M7gインスタンスをベンチマークしてみた

2023.02.15

この記事は公開されてから1年以上経過しています。情報が古い可能性がありますので、ご注意ください。

こんにちは。CX事業本部Delivery部のakkyです。

2月13日にGraviton3を搭載する新たなインスタンスであるM7gとR7gがGAされました。

https://aws.amazon.com/jp/about-aws/whats-new/2023/02/amazon-ec2-m7g-r7g-instances/

すでにDevelopersIOで記事も書かれています。

M7g (汎用), R7g(メモリ最適化) AWS Graviton 3を搭載する新しいEC2インスタンスがリリースされました

Graviton2と比較して、コンピュート性能 最大25%、浮動小数点計算2倍、暗号計算性能2倍とされていますが、実際の性能はどうなのでしょうか。Graviton3を搭載するM7g.largeとGraviton2を搭載するM6g.largeインスタンスと比較してみました。

共に2vCPU、8GB RAMです。オレゴンリージョン(us-west-2)で検証しました。

/proc/cpuinfo

M7g.large

M6gと比較して、拡張機能がたくさんついていますね。Graviton3は命令セットがArmv8.4-A、Graviton2はArmv8.2-Aなので、その違いが表れています。

BogoMIPS値は何かおかしい気がします。

$ cat /proc/cpuinfo 
processor       : 0
BogoMIPS        : 2100.00
Features        : fp asimd evtstrm aes pmull sha1 sha2 crc32 atomics fphp asimdhp cpuid asimdrdm jscvt fcma lrcpc dcpop sha3 sm3 sm4 asimddp sha512 sve asimdfhm dit uscat ilrcpc flagm ssbs paca pacg dcpodp svei8mm svebf16 i8mm bf16 dgh rng
CPU implementer : 0x41
CPU architecture: 8
CPU variant     : 0x1
CPU part        : 0xd40
CPU revision    : 1

processor       : 1
BogoMIPS        : 2100.00
Features        : fp asimd evtstrm aes pmull sha1 sha2 crc32 atomics fphp asimdhp cpuid asimdrdm jscvt fcma lrcpc dcpop sha3 sm3 sm4 asimddp sha512 sve asimdfhm dit uscat ilrcpc flagm ssbs paca pacg dcpodp svei8mm svebf16 i8mm bf16 dgh rng
CPU implementer : 0x41
CPU architecture: 8
CPU variant     : 0x1
CPU part        : 0xd40
CPU revision    : 1

M6g.large

$ cat /proc/cpuinfo 
processor       : 0
BogoMIPS        : 243.75
Features        : fp asimd evtstrm aes pmull sha1 sha2 crc32 atomics fphp asimdhp cpuid asimdrdm lrcpc dcpop asimddp ssbs
CPU implementer : 0x41
CPU architecture: 8
CPU variant     : 0x3
CPU part        : 0xd0c
CPU revision    : 1

processor       : 1
BogoMIPS        : 243.75
Features        : fp asimd evtstrm aes pmull sha1 sha2 crc32 atomics fphp asimdhp cpuid asimdrdm lrcpc dcpop asimddp ssbs
CPU implementer : 0x41
CPU architecture: 8
CPU variant     : 0x3
CPU part        : 0xd0c
CPU revision    : 1

Unix Bench

定番のベンチマークです。CPUとOSの性能を見ます。

データ部分:
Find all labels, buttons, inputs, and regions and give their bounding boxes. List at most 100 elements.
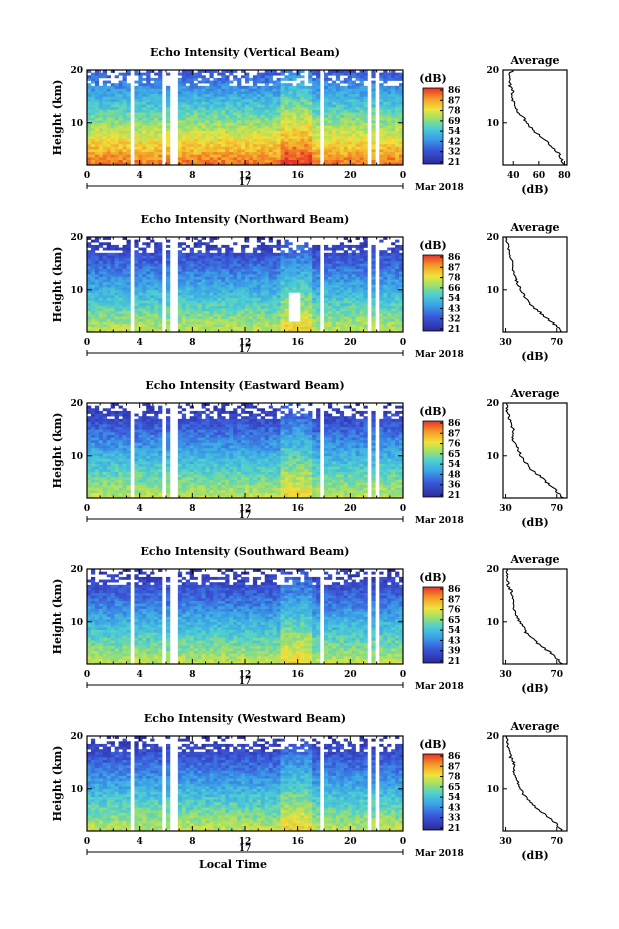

作業内容:
1. 本文をもとに、次の問いに答えよ。
(a) 検証はどのリージョンで行われたか。
(b) Graviton3とGraviton2の命令セットはそれぞれ何か。
(c) M6g.largeのBogoMIPS値はいくつか。
2. 本文のうち、「M7gインスタンスをベンチマークしてみた」で始まり「すでにDevelopersIOで記事も書かれています。」までの部分を、一字も変えずにもう一度書いてください。
3. 本文の次の一文を英語に訳せ：「2月13日にGraviton3を搭載する新たなインスタンスであるM7gとR7gがGAされました。」

解答一覧:
1.
(a) オレゴンリージョン(us-west-2)
(b) Graviton3はArmv8.4-A、Graviton2はArmv8.2-A
(c) 243.75

2.
M7gインスタンスをベンチマークしてみた

2023.02.15

この記事は公開されてから1年以上経過しています。情報が古い可能性がありますので、ご注意ください。

こんにちは。CX事業本部Delivery部のakkyです。

2月13日にGraviton3を搭載する新たなインスタンスであるM7gとR7gがGAされました。

https://aws.amazon.com/jp/about-aws/whats-new/2023/02/amazon-ec2-m7g-r7g-instances/

すでにDevelopersIOで記事も書かれています。

3. On February 13, M7g and R7g, new instances equipped with Graviton3, became generally available.